:: What the task requires ::
Return the lines beginning at the one that contains "What's the underlying" and running to the end of the records, exactly and with nothing else. Omit pictures.

:: Excerpted records ::
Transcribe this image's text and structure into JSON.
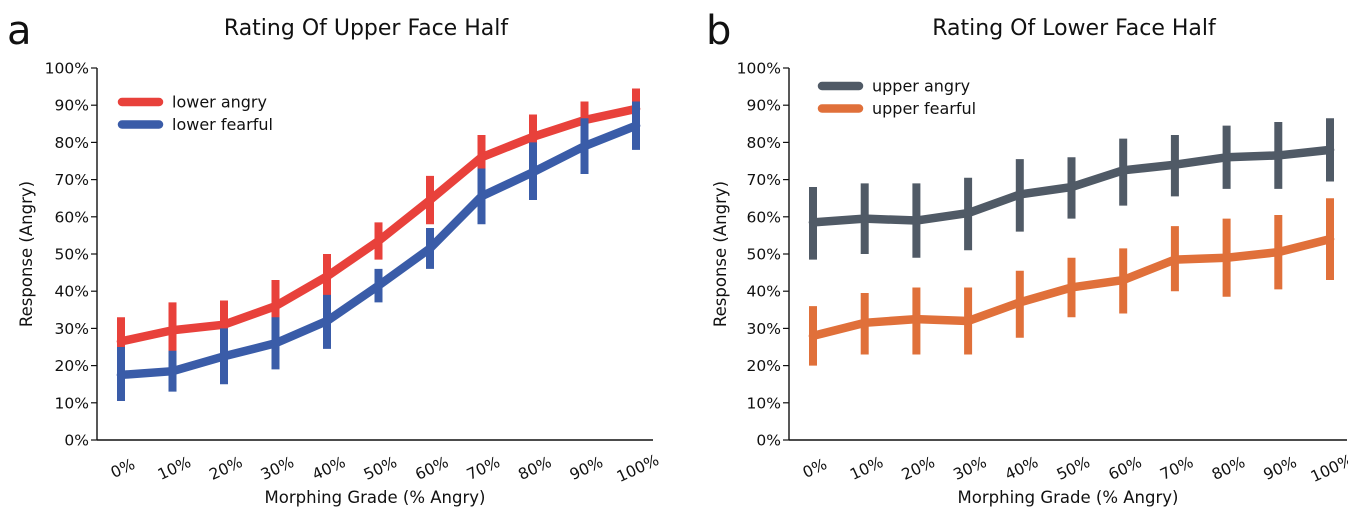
{
  "chart_data": [
    {
      "type": "line",
      "panel_label": "a",
      "title": "Rating Of Upper Face Half",
      "xlabel": "Morphing Grade (% Angry)",
      "ylabel": "Response (Angry)",
      "categories": [
        "0%",
        "10%",
        "20%",
        "30%",
        "40%",
        "50%",
        "60%",
        "70%",
        "80%",
        "90%",
        "100%"
      ],
      "y_ticks": [
        "0%",
        "10%",
        "20%",
        "30%",
        "40%",
        "50%",
        "60%",
        "70%",
        "80%",
        "90%",
        "100%"
      ],
      "ylim": [
        0,
        100
      ],
      "legend_position": "top-left",
      "series": [
        {
          "name": "lower angry",
          "color": "#e8413b",
          "values": [
            26.5,
            29.5,
            31,
            36,
            44,
            53.5,
            64.5,
            76,
            81.5,
            86,
            89
          ],
          "err_low": [
            20,
            21.5,
            24,
            29.5,
            37.5,
            48.5,
            58,
            70,
            75.5,
            80.5,
            83
          ],
          "err_high": [
            33,
            37,
            37.5,
            43,
            50,
            58.5,
            71,
            82,
            87.5,
            91,
            94.5
          ]
        },
        {
          "name": "lower fearful",
          "color": "#3a5ca8",
          "values": [
            17.5,
            18.5,
            22.5,
            26,
            32,
            41.5,
            51.5,
            65.5,
            72,
            79,
            84.5
          ],
          "err_low": [
            10.5,
            13,
            15,
            19,
            24.5,
            37,
            46,
            58,
            64.5,
            71.5,
            78
          ],
          "err_high": [
            25,
            24,
            30,
            33,
            39,
            46,
            57,
            73,
            80,
            86.5,
            91
          ]
        }
      ]
    },
    {
      "type": "line",
      "panel_label": "b",
      "title": "Rating Of Lower Face Half",
      "xlabel": "Morphing Grade (% Angry)",
      "ylabel": "Response (Angry)",
      "categories": [
        "0%",
        "10%",
        "20%",
        "30%",
        "40%",
        "50%",
        "60%",
        "70%",
        "80%",
        "90%",
        "100%"
      ],
      "y_ticks": [
        "0%",
        "10%",
        "20%",
        "30%",
        "40%",
        "50%",
        "60%",
        "70%",
        "80%",
        "90%",
        "100%"
      ],
      "ylim": [
        0,
        100
      ],
      "legend_position": "top-left",
      "series": [
        {
          "name": "upper angry",
          "color": "#505a66",
          "values": [
            58.5,
            59.5,
            59,
            61,
            66,
            68,
            72.5,
            74,
            76,
            76.5,
            78
          ],
          "err_low": [
            48.5,
            50,
            49,
            51,
            56,
            59.5,
            63,
            65.5,
            67.5,
            67.5,
            69.5
          ],
          "err_high": [
            68,
            69,
            69,
            70.5,
            75.5,
            76,
            81,
            82,
            84.5,
            85.5,
            86.5
          ]
        },
        {
          "name": "upper fearful",
          "color": "#e0703a",
          "values": [
            28,
            31.5,
            32.5,
            32,
            37,
            41,
            43,
            48.5,
            49,
            50.5,
            54
          ],
          "err_low": [
            20,
            23,
            23,
            23,
            27.5,
            33,
            34,
            40,
            38.5,
            40.5,
            43
          ],
          "err_high": [
            36,
            39.5,
            41,
            41,
            45.5,
            49,
            51.5,
            57.5,
            59.5,
            60.5,
            65
          ]
        }
      ]
    }
  ]
}
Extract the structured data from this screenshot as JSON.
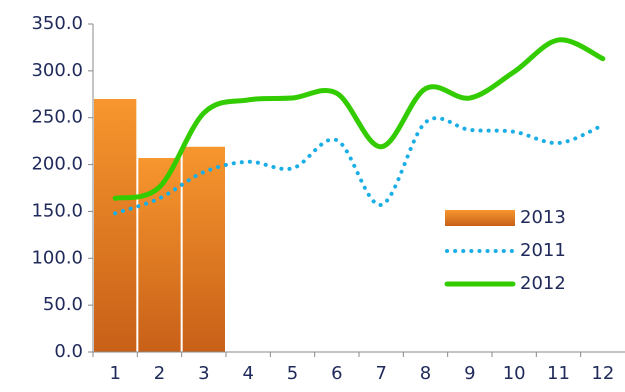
{
  "chart_data": {
    "type": "bar-line",
    "categories": [
      "1",
      "2",
      "3",
      "4",
      "5",
      "6",
      "7",
      "8",
      "9",
      "10",
      "11",
      "12"
    ],
    "series": [
      {
        "name": "2013",
        "type": "bar",
        "color": "#f08a24",
        "values": [
          270,
          207,
          219,
          null,
          null,
          null,
          null,
          null,
          null,
          null,
          null,
          null
        ]
      },
      {
        "name": "2011",
        "type": "line",
        "style": "dotted",
        "color": "#1aaee6",
        "values": [
          148,
          164,
          192,
          203,
          196,
          226,
          157,
          245,
          237,
          235,
          223,
          242
        ]
      },
      {
        "name": "2012",
        "type": "line",
        "style": "solid",
        "color": "#33cc00",
        "values": [
          164,
          176,
          255,
          269,
          271,
          276,
          219,
          281,
          271,
          299,
          333,
          313
        ]
      }
    ],
    "ylim": [
      0,
      350
    ],
    "yticks": [
      {
        "value": 0,
        "label": "0.0"
      },
      {
        "value": 50,
        "label": "50.0"
      },
      {
        "value": 100,
        "label": "100.0"
      },
      {
        "value": 150,
        "label": "150.0"
      },
      {
        "value": 200,
        "label": "200.0"
      },
      {
        "value": 250,
        "label": "250.0"
      },
      {
        "value": 300,
        "label": "300.0"
      },
      {
        "value": 350,
        "label": "350.0"
      }
    ],
    "grid": false
  }
}
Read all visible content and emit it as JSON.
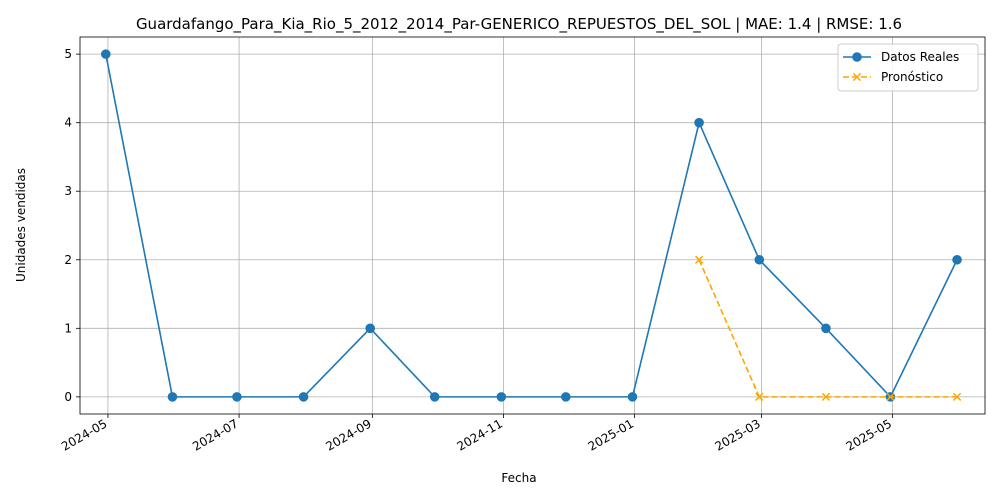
{
  "chart_data": {
    "type": "line",
    "title": "Guardafango_Para_Kia_Rio_5_2012_2014_Par-GENERICO_REPUESTOS_DEL_SOL | MAE: 1.4 | RMSE: 1.6",
    "xlabel": "Fecha",
    "ylabel": "Unidades vendidas",
    "x_ticks": [
      "2024-05",
      "2024-07",
      "2024-09",
      "2024-11",
      "2025-01",
      "2025-03",
      "2025-05"
    ],
    "y_ticks": [
      0,
      1,
      2,
      3,
      4,
      5
    ],
    "xlim": [
      "2024-04-18",
      "2025-06-13"
    ],
    "ylim": [
      -0.25,
      5.25
    ],
    "grid": true,
    "legend_position": "top-right",
    "series": [
      {
        "name": "Datos Reales",
        "color": "#1f77b4",
        "marker": "circle",
        "line_style": "solid",
        "x": [
          "2024-04-30",
          "2024-05-31",
          "2024-06-30",
          "2024-07-31",
          "2024-08-31",
          "2024-09-30",
          "2024-10-31",
          "2024-11-30",
          "2024-12-31",
          "2025-01-31",
          "2025-02-28",
          "2025-03-31",
          "2025-04-30",
          "2025-05-31"
        ],
        "y": [
          5,
          0,
          0,
          0,
          1,
          0,
          0,
          0,
          0,
          4,
          2,
          1,
          0,
          2
        ]
      },
      {
        "name": "Pronóstico",
        "color": "#ffa500",
        "marker": "x",
        "line_style": "dashed",
        "x": [
          "2025-01-31",
          "2025-02-28",
          "2025-03-31",
          "2025-04-30",
          "2025-05-31"
        ],
        "y": [
          2,
          0,
          0,
          0,
          0
        ]
      }
    ]
  }
}
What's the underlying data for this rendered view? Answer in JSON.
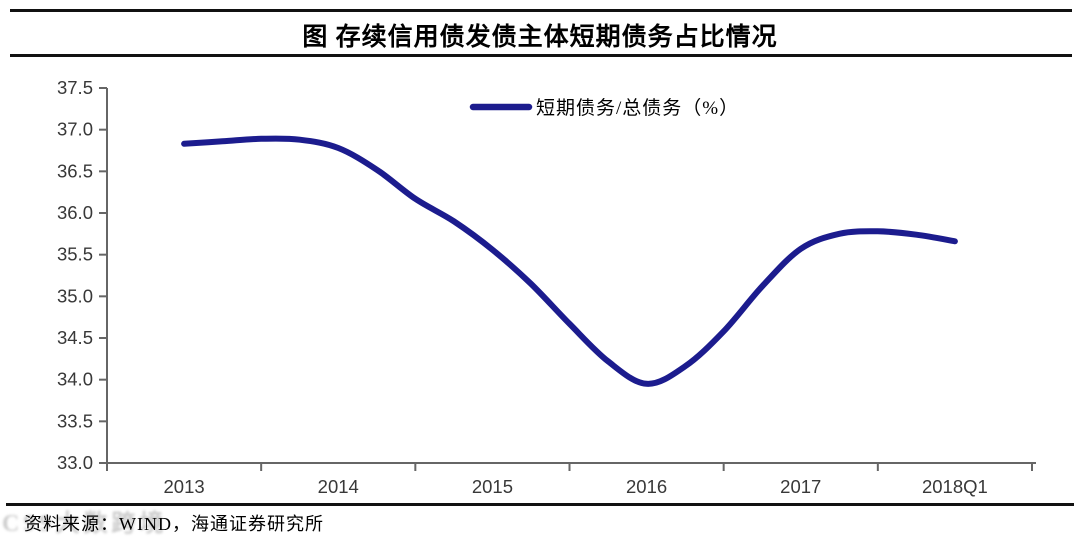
{
  "figure": {
    "title": "图  存续信用债发债主体短期债务占比情况",
    "source": "资料来源：WIND，海通证券研究所",
    "watermark": "C99大数跨境"
  },
  "colors": {
    "line": "#1c1c8e",
    "axis": "#666666",
    "tick_label": "#383838",
    "legend_text": "#000000",
    "rule": "#111111"
  },
  "chart_data": {
    "type": "line",
    "title": "图  存续信用债发债主体短期债务占比情况",
    "legend": [
      {
        "label": "短期债务/总债务（%）",
        "color": "#1c1c8e",
        "position": "top-center"
      }
    ],
    "x_tick_labels": [
      "2013",
      "2014",
      "2015",
      "2016",
      "2017",
      "2018Q1"
    ],
    "x": [
      "2013Q1",
      "2013Q2",
      "2013Q3",
      "2013Q4",
      "2014Q1",
      "2014Q2",
      "2014Q3",
      "2014Q4",
      "2015Q1",
      "2015Q2",
      "2015Q3",
      "2015Q4",
      "2016Q1",
      "2016Q2",
      "2016Q3",
      "2016Q4",
      "2017Q1",
      "2017Q2",
      "2017Q3",
      "2017Q4",
      "2018Q1"
    ],
    "series": [
      {
        "name": "短期债务/总债务（%）",
        "values": [
          36.83,
          36.86,
          36.89,
          36.88,
          36.78,
          36.52,
          36.17,
          35.9,
          35.56,
          35.15,
          34.67,
          34.22,
          33.95,
          34.16,
          34.58,
          35.12,
          35.57,
          35.75,
          35.78,
          35.74,
          35.66
        ]
      }
    ],
    "ylim": [
      33.0,
      37.5
    ],
    "y_tick_step": 0.5,
    "y_tick_labels": [
      "33.0",
      "33.5",
      "34.0",
      "34.5",
      "35.0",
      "35.5",
      "36.0",
      "36.5",
      "37.0",
      "37.5"
    ],
    "grid": false,
    "legend_position": "top-center"
  }
}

:: Task solution ::
What's the underlying data for this rendered view? Answer in JSON.
{
  "figure": {
    "title": "图  存续信用债发债主体短期债务占比情况",
    "source": "资料来源：WIND，海通证券研究所",
    "watermark": "C99大数跨境"
  },
  "colors": {
    "line": "#1c1c8e",
    "axis": "#666666",
    "tick_label": "#383838",
    "legend_text": "#000000",
    "rule": "#111111"
  },
  "chart_data": {
    "type": "line",
    "title": "图  存续信用债发债主体短期债务占比情况",
    "legend": [
      {
        "label": "短期债务/总债务（%）",
        "color": "#1c1c8e",
        "position": "top-center"
      }
    ],
    "x_tick_labels": [
      "2013",
      "2014",
      "2015",
      "2016",
      "2017",
      "2018Q1"
    ],
    "x": [
      "2013Q1",
      "2013Q2",
      "2013Q3",
      "2013Q4",
      "2014Q1",
      "2014Q2",
      "2014Q3",
      "2014Q4",
      "2015Q1",
      "2015Q2",
      "2015Q3",
      "2015Q4",
      "2016Q1",
      "2016Q2",
      "2016Q3",
      "2016Q4",
      "2017Q1",
      "2017Q2",
      "2017Q3",
      "2017Q4",
      "2018Q1"
    ],
    "series": [
      {
        "name": "短期债务/总债务（%）",
        "values": [
          36.83,
          36.86,
          36.89,
          36.88,
          36.78,
          36.52,
          36.17,
          35.9,
          35.56,
          35.15,
          34.67,
          34.22,
          33.95,
          34.16,
          34.58,
          35.12,
          35.57,
          35.75,
          35.78,
          35.74,
          35.66
        ]
      }
    ],
    "ylim": [
      33.0,
      37.5
    ],
    "y_tick_step": 0.5,
    "y_tick_labels": [
      "33.0",
      "33.5",
      "34.0",
      "34.5",
      "35.0",
      "35.5",
      "36.0",
      "36.5",
      "37.0",
      "37.5"
    ],
    "grid": false,
    "legend_position": "top-center"
  }
}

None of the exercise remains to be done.